## Your objective
Write out every single entry exactly.

Dataset listings of figures:
========================================

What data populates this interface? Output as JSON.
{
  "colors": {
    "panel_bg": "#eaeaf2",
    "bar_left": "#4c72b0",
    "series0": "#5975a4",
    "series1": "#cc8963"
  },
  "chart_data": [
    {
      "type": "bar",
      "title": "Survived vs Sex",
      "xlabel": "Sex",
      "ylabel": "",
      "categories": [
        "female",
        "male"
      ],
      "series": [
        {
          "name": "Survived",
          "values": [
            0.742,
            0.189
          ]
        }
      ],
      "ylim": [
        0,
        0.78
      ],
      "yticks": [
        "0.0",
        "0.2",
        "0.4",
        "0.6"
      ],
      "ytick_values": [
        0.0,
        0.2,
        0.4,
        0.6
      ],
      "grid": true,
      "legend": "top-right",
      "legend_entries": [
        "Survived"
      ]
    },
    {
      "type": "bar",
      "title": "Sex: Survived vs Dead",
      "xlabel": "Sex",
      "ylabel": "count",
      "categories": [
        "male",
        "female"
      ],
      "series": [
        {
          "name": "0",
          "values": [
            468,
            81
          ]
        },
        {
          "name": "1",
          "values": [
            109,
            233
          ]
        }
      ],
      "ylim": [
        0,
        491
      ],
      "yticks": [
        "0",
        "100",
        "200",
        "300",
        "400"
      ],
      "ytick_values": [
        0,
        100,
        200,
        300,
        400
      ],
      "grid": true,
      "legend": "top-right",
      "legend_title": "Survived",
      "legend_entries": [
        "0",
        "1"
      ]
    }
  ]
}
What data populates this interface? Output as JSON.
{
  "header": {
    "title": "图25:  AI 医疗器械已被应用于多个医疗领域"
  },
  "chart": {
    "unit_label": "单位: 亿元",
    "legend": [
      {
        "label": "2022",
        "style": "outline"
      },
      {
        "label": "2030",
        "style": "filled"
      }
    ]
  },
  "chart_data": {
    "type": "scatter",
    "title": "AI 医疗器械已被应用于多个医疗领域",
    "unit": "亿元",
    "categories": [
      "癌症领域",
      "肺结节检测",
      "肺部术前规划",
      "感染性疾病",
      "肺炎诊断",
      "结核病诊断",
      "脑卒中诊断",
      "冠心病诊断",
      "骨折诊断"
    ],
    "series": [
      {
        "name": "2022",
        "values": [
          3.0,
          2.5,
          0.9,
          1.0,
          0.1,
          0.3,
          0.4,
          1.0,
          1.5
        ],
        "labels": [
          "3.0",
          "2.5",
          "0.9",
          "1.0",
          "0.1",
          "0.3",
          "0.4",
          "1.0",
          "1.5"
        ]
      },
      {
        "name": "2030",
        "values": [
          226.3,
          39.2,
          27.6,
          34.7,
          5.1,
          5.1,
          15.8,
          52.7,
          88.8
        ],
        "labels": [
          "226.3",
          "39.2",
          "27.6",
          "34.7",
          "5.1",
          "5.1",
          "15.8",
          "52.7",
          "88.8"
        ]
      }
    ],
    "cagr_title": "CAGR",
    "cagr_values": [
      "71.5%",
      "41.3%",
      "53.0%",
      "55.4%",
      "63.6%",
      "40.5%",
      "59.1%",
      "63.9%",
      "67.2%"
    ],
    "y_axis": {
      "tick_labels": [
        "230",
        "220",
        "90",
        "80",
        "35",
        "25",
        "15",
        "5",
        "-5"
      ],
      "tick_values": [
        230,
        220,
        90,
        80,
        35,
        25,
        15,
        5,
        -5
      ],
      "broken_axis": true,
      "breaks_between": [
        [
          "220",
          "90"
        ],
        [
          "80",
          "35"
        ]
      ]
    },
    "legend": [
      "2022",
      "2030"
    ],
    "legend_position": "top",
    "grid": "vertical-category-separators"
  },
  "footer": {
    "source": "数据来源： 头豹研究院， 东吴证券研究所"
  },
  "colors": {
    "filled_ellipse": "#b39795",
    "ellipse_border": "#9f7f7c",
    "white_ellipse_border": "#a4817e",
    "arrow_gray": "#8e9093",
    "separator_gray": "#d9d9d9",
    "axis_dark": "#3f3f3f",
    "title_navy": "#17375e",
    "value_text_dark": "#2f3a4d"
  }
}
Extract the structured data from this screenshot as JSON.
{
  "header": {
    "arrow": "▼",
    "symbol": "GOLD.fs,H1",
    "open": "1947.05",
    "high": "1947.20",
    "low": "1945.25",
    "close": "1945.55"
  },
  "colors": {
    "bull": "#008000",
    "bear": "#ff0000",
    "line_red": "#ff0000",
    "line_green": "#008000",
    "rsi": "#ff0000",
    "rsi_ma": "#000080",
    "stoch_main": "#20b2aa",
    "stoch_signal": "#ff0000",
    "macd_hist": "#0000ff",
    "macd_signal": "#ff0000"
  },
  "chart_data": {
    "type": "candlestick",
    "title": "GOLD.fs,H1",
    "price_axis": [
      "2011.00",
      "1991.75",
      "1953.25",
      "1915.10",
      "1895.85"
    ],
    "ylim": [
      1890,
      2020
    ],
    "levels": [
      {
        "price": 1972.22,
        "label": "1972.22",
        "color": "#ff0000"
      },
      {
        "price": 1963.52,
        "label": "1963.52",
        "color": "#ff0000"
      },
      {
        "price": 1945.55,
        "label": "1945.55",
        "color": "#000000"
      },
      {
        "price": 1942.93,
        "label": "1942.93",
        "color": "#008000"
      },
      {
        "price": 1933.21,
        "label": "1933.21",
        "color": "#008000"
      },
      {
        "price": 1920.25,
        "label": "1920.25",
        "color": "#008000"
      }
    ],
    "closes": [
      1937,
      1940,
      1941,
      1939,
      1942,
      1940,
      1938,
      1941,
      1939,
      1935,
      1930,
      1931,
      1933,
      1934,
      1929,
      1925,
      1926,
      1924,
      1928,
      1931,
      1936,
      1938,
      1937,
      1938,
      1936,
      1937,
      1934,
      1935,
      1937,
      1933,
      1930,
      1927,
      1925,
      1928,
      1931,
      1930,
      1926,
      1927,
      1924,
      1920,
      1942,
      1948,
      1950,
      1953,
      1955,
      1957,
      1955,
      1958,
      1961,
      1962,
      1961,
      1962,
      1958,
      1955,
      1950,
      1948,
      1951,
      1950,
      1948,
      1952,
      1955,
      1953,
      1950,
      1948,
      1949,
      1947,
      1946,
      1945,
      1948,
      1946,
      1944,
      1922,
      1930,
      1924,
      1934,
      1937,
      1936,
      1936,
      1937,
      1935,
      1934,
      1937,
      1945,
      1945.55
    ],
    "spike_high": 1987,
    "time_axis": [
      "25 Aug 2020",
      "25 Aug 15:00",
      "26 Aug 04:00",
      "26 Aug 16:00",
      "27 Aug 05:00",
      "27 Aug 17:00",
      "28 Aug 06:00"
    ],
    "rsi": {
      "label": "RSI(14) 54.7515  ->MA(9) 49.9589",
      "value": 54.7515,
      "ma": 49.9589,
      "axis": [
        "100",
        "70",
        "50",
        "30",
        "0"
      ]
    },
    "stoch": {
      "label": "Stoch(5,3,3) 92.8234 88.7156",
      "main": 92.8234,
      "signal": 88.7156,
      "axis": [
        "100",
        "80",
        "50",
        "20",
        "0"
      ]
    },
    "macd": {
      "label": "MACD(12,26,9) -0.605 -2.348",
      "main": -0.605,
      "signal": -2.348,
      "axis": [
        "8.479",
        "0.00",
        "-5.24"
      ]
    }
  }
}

========================================

## Exercise response
What data populates this interface? Output as JSON.
{
  "colors": {
    "panel_bg": "#eaeaf2",
    "bar_left": "#4c72b0",
    "series0": "#5975a4",
    "series1": "#cc8963"
  },
  "chart_data": [
    {
      "type": "bar",
      "title": "Survived vs Sex",
      "xlabel": "Sex",
      "ylabel": "",
      "categories": [
        "female",
        "male"
      ],
      "series": [
        {
          "name": "Survived",
          "values": [
            0.742,
            0.189
          ]
        }
      ],
      "ylim": [
        0,
        0.78
      ],
      "yticks": [
        "0.0",
        "0.2",
        "0.4",
        "0.6"
      ],
      "ytick_values": [
        0.0,
        0.2,
        0.4,
        0.6
      ],
      "grid": true,
      "legend": "top-right",
      "legend_entries": [
        "Survived"
      ]
    },
    {
      "type": "bar",
      "title": "Sex: Survived vs Dead",
      "xlabel": "Sex",
      "ylabel": "count",
      "categories": [
        "male",
        "female"
      ],
      "series": [
        {
          "name": "0",
          "values": [
            468,
            81
          ]
        },
        {
          "name": "1",
          "values": [
            109,
            233
          ]
        }
      ],
      "ylim": [
        0,
        491
      ],
      "yticks": [
        "0",
        "100",
        "200",
        "300",
        "400"
      ],
      "ytick_values": [
        0,
        100,
        200,
        300,
        400
      ],
      "grid": true,
      "legend": "top-right",
      "legend_title": "Survived",
      "legend_entries": [
        "0",
        "1"
      ]
    }
  ]
}
What data populates this interface? Output as JSON.
{
  "header": {
    "title": "图25:  AI 医疗器械已被应用于多个医疗领域"
  },
  "chart": {
    "unit_label": "单位: 亿元",
    "legend": [
      {
        "label": "2022",
        "style": "outline"
      },
      {
        "label": "2030",
        "style": "filled"
      }
    ]
  },
  "chart_data": {
    "type": "scatter",
    "title": "AI 医疗器械已被应用于多个医疗领域",
    "unit": "亿元",
    "categories": [
      "癌症领域",
      "肺结节检测",
      "肺部术前规划",
      "感染性疾病",
      "肺炎诊断",
      "结核病诊断",
      "脑卒中诊断",
      "冠心病诊断",
      "骨折诊断"
    ],
    "series": [
      {
        "name": "2022",
        "values": [
          3.0,
          2.5,
          0.9,
          1.0,
          0.1,
          0.3,
          0.4,
          1.0,
          1.5
        ],
        "labels": [
          "3.0",
          "2.5",
          "0.9",
          "1.0",
          "0.1",
          "0.3",
          "0.4",
          "1.0",
          "1.5"
        ]
      },
      {
        "name": "2030",
        "values": [
          226.3,
          39.2,
          27.6,
          34.7,
          5.1,
          5.1,
          15.8,
          52.7,
          88.8
        ],
        "labels": [
          "226.3",
          "39.2",
          "27.6",
          "34.7",
          "5.1",
          "5.1",
          "15.8",
          "52.7",
          "88.8"
        ]
      }
    ],
    "cagr_title": "CAGR",
    "cagr_values": [
      "71.5%",
      "41.3%",
      "53.0%",
      "55.4%",
      "63.6%",
      "40.5%",
      "59.1%",
      "63.9%",
      "67.2%"
    ],
    "y_axis": {
      "tick_labels": [
        "230",
        "220",
        "90",
        "80",
        "35",
        "25",
        "15",
        "5",
        "-5"
      ],
      "tick_values": [
        230,
        220,
        90,
        80,
        35,
        25,
        15,
        5,
        -5
      ],
      "broken_axis": true,
      "breaks_between": [
        [
          "220",
          "90"
        ],
        [
          "80",
          "35"
        ]
      ]
    },
    "legend": [
      "2022",
      "2030"
    ],
    "legend_position": "top",
    "grid": "vertical-category-separators"
  },
  "footer": {
    "source": "数据来源： 头豹研究院， 东吴证券研究所"
  },
  "colors": {
    "filled_ellipse": "#b39795",
    "ellipse_border": "#9f7f7c",
    "white_ellipse_border": "#a4817e",
    "arrow_gray": "#8e9093",
    "separator_gray": "#d9d9d9",
    "axis_dark": "#3f3f3f",
    "title_navy": "#17375e",
    "value_text_dark": "#2f3a4d"
  }
}
Extract the structured data from this screenshot as JSON.
{
  "header": {
    "arrow": "▼",
    "symbol": "GOLD.fs,H1",
    "open": "1947.05",
    "high": "1947.20",
    "low": "1945.25",
    "close": "1945.55"
  },
  "colors": {
    "bull": "#008000",
    "bear": "#ff0000",
    "line_red": "#ff0000",
    "line_green": "#008000",
    "rsi": "#ff0000",
    "rsi_ma": "#000080",
    "stoch_main": "#20b2aa",
    "stoch_signal": "#ff0000",
    "macd_hist": "#0000ff",
    "macd_signal": "#ff0000"
  },
  "chart_data": {
    "type": "candlestick",
    "title": "GOLD.fs,H1",
    "price_axis": [
      "2011.00",
      "1991.75",
      "1953.25",
      "1915.10",
      "1895.85"
    ],
    "ylim": [
      1890,
      2020
    ],
    "levels": [
      {
        "price": 1972.22,
        "label": "1972.22",
        "color": "#ff0000"
      },
      {
        "price": 1963.52,
        "label": "1963.52",
        "color": "#ff0000"
      },
      {
        "price": 1945.55,
        "label": "1945.55",
        "color": "#000000"
      },
      {
        "price": 1942.93,
        "label": "1942.93",
        "color": "#008000"
      },
      {
        "price": 1933.21,
        "label": "1933.21",
        "color": "#008000"
      },
      {
        "price": 1920.25,
        "label": "1920.25",
        "color": "#008000"
      }
    ],
    "closes": [
      1937,
      1940,
      1941,
      1939,
      1942,
      1940,
      1938,
      1941,
      1939,
      1935,
      1930,
      1931,
      1933,
      1934,
      1929,
      1925,
      1926,
      1924,
      1928,
      1931,
      1936,
      1938,
      1937,
      1938,
      1936,
      1937,
      1934,
      1935,
      1937,
      1933,
      1930,
      1927,
      1925,
      1928,
      1931,
      1930,
      1926,
      1927,
      1924,
      1920,
      1942,
      1948,
      1950,
      1953,
      1955,
      1957,
      1955,
      1958,
      1961,
      1962,
      1961,
      1962,
      1958,
      1955,
      1950,
      1948,
      1951,
      1950,
      1948,
      1952,
      1955,
      1953,
      1950,
      1948,
      1949,
      1947,
      1946,
      1945,
      1948,
      1946,
      1944,
      1922,
      1930,
      1924,
      1934,
      1937,
      1936,
      1936,
      1937,
      1935,
      1934,
      1937,
      1945,
      1945.55
    ],
    "spike_high": 1987,
    "time_axis": [
      "25 Aug 2020",
      "25 Aug 15:00",
      "26 Aug 04:00",
      "26 Aug 16:00",
      "27 Aug 05:00",
      "27 Aug 17:00",
      "28 Aug 06:00"
    ],
    "rsi": {
      "label": "RSI(14) 54.7515  ->MA(9) 49.9589",
      "value": 54.7515,
      "ma": 49.9589,
      "axis": [
        "100",
        "70",
        "50",
        "30",
        "0"
      ]
    },
    "stoch": {
      "label": "Stoch(5,3,3) 92.8234 88.7156",
      "main": 92.8234,
      "signal": 88.7156,
      "axis": [
        "100",
        "80",
        "50",
        "20",
        "0"
      ]
    },
    "macd": {
      "label": "MACD(12,26,9) -0.605 -2.348",
      "main": -0.605,
      "signal": -2.348,
      "axis": [
        "8.479",
        "0.00",
        "-5.24"
      ]
    }
  }
}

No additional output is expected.